++++ Supplied entries ++++
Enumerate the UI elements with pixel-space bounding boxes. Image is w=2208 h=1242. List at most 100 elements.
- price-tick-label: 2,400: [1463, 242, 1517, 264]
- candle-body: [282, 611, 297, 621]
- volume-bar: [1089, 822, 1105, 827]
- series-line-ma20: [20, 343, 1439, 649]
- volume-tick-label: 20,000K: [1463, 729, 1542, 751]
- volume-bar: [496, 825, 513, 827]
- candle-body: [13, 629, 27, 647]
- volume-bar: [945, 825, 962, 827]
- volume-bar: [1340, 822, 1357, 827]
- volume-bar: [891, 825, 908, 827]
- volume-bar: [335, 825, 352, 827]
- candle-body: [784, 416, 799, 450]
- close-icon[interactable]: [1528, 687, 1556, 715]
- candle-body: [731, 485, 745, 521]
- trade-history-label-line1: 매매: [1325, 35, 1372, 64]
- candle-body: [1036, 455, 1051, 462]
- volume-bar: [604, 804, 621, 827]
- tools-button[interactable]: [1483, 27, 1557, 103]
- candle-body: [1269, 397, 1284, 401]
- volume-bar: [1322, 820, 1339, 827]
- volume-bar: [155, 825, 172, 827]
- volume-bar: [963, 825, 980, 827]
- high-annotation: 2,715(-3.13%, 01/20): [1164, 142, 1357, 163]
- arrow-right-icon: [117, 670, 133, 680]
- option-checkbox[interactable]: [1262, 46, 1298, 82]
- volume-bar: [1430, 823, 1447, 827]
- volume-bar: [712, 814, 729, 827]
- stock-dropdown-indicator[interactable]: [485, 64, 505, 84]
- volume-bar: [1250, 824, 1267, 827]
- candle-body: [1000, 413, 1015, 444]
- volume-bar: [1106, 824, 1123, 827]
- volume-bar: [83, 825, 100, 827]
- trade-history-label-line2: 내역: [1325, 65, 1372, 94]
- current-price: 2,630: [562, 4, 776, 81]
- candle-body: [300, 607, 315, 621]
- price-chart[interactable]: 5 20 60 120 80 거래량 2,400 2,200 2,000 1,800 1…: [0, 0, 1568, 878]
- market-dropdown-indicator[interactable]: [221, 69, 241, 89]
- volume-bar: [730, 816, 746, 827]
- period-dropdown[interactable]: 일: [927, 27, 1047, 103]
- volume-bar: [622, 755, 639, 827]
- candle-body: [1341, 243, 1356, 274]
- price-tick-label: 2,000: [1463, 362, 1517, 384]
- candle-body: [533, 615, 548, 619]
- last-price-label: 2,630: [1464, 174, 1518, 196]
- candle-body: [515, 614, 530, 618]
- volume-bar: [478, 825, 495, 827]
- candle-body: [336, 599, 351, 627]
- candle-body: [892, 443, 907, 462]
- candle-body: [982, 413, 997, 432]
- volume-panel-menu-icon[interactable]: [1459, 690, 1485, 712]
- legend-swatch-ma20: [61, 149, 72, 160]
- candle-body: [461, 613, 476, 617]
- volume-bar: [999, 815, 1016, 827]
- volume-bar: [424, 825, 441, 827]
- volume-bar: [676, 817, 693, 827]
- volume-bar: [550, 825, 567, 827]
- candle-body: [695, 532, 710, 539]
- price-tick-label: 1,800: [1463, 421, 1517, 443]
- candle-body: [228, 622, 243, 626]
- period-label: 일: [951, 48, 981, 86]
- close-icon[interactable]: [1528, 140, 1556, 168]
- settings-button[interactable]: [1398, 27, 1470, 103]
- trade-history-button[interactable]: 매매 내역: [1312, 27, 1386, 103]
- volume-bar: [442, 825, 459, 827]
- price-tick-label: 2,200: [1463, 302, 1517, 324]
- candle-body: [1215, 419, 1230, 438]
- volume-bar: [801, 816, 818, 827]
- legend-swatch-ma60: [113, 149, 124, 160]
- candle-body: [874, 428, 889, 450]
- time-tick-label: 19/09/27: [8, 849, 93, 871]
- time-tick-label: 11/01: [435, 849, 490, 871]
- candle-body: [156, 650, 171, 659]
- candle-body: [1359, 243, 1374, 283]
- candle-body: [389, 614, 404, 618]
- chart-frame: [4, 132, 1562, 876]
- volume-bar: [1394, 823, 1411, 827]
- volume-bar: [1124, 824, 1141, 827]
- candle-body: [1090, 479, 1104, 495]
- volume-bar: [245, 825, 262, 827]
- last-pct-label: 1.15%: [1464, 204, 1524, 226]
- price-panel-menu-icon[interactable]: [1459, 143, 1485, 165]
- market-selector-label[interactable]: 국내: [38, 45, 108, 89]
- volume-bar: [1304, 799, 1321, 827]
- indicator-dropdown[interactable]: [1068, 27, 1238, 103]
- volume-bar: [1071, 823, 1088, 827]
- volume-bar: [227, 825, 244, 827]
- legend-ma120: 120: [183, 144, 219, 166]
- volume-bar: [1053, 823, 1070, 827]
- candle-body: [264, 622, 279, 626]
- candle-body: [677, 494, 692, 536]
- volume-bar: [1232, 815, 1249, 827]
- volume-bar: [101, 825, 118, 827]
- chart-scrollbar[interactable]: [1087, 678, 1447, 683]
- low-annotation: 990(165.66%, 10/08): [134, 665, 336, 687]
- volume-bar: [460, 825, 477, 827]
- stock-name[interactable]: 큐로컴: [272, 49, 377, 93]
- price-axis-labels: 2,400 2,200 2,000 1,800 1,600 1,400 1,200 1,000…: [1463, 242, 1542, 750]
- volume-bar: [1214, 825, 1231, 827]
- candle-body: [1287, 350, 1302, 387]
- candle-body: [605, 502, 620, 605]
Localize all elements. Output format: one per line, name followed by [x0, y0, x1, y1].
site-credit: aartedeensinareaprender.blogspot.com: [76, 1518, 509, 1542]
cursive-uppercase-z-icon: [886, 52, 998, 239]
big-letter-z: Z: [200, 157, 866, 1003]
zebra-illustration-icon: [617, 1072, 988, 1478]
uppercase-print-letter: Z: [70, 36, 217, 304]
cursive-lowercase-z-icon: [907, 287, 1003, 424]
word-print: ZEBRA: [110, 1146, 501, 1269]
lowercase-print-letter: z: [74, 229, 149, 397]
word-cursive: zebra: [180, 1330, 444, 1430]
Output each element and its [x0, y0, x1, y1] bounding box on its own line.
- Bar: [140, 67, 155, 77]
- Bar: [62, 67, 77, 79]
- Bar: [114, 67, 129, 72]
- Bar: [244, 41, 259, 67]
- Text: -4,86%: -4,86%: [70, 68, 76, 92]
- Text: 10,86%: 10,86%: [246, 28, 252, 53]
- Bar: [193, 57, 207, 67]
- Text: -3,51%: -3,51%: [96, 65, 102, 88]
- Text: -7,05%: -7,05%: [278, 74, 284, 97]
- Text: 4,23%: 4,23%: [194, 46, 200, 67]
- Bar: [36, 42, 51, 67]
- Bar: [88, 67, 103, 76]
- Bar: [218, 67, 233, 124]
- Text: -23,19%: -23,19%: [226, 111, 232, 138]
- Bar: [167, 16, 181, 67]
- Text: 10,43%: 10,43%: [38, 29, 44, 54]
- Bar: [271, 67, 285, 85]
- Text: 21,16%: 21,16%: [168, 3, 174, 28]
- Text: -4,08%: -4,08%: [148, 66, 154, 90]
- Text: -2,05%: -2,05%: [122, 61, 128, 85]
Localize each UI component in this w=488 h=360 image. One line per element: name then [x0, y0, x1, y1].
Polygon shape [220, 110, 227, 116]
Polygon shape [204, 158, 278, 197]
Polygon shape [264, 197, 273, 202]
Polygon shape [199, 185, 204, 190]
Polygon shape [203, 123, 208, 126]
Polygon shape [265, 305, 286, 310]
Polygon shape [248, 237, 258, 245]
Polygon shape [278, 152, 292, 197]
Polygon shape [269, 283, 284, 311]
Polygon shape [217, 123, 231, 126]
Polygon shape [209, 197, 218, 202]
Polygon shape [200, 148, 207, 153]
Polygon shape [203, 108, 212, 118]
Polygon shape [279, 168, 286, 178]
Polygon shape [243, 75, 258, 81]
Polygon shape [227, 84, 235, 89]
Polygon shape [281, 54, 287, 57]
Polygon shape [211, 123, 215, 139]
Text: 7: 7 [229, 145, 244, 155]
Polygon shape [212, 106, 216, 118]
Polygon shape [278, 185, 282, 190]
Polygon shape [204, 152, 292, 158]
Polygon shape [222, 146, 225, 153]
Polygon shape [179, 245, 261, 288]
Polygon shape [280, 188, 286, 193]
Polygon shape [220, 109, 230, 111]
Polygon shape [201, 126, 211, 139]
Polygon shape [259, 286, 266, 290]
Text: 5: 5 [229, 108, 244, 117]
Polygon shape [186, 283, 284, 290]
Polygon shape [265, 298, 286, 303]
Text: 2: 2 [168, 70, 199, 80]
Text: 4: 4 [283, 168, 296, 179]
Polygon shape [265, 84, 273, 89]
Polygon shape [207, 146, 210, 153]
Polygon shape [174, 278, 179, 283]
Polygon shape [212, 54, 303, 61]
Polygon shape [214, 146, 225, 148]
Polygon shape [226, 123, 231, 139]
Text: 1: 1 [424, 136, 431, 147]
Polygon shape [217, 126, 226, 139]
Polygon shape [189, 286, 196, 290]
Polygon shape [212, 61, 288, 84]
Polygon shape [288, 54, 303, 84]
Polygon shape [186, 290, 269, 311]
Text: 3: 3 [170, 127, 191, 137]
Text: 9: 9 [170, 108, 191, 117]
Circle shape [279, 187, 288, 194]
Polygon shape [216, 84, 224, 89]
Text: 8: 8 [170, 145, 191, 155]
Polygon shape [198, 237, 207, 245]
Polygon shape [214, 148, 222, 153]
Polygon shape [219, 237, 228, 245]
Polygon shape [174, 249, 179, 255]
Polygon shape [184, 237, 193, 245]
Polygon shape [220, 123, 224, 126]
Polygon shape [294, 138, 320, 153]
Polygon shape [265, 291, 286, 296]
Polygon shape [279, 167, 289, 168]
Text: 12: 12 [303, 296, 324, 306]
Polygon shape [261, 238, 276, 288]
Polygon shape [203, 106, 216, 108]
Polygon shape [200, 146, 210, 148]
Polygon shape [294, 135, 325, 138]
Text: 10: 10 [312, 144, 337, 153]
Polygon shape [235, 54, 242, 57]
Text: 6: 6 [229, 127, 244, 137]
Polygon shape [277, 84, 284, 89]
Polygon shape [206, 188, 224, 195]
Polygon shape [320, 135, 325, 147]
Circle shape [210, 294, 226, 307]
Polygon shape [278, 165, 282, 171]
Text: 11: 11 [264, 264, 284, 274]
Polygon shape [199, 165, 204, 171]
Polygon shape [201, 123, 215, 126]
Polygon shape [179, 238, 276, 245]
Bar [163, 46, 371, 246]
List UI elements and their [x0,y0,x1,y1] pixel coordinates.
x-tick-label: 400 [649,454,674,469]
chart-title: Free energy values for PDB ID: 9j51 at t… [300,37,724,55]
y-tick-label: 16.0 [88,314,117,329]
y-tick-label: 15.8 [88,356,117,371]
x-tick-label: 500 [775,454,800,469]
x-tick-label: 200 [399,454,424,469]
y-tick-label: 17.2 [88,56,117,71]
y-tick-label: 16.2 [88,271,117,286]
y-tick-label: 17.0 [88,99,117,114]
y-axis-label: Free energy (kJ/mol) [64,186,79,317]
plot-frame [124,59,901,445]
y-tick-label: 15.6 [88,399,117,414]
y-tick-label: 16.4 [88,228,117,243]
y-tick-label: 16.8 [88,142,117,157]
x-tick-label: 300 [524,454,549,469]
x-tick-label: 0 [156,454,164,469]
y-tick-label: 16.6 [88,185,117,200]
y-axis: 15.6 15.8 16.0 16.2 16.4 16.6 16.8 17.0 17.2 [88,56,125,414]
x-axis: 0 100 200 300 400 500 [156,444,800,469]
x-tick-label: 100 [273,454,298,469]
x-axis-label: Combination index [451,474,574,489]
++++
▸ The exercise
Copy the entries word for word, from the very first line through the line that contains "- volume-bar: [604, 804, 621, 827]".

▸ Expected answer
Enumerate the UI elements with pixel-space bounding boxes. Image is w=2208 h=1242. List at most 100 elements.
- price-tick-label: 2,400: [1463, 242, 1517, 264]
- candle-body: [282, 611, 297, 621]
- volume-bar: [1089, 822, 1105, 827]
- series-line-ma20: [20, 343, 1439, 649]
- volume-tick-label: 20,000K: [1463, 729, 1542, 751]
- volume-bar: [496, 825, 513, 827]
- candle-body: [13, 629, 27, 647]
- volume-bar: [945, 825, 962, 827]
- volume-bar: [1340, 822, 1357, 827]
- volume-bar: [891, 825, 908, 827]
- volume-bar: [335, 825, 352, 827]
- candle-body: [784, 416, 799, 450]
- close-icon[interactable]: [1528, 687, 1556, 715]
- candle-body: [731, 485, 745, 521]
- trade-history-label-line1: 매매: [1325, 35, 1372, 64]
- candle-body: [1036, 455, 1051, 462]
- volume-bar: [604, 804, 621, 827]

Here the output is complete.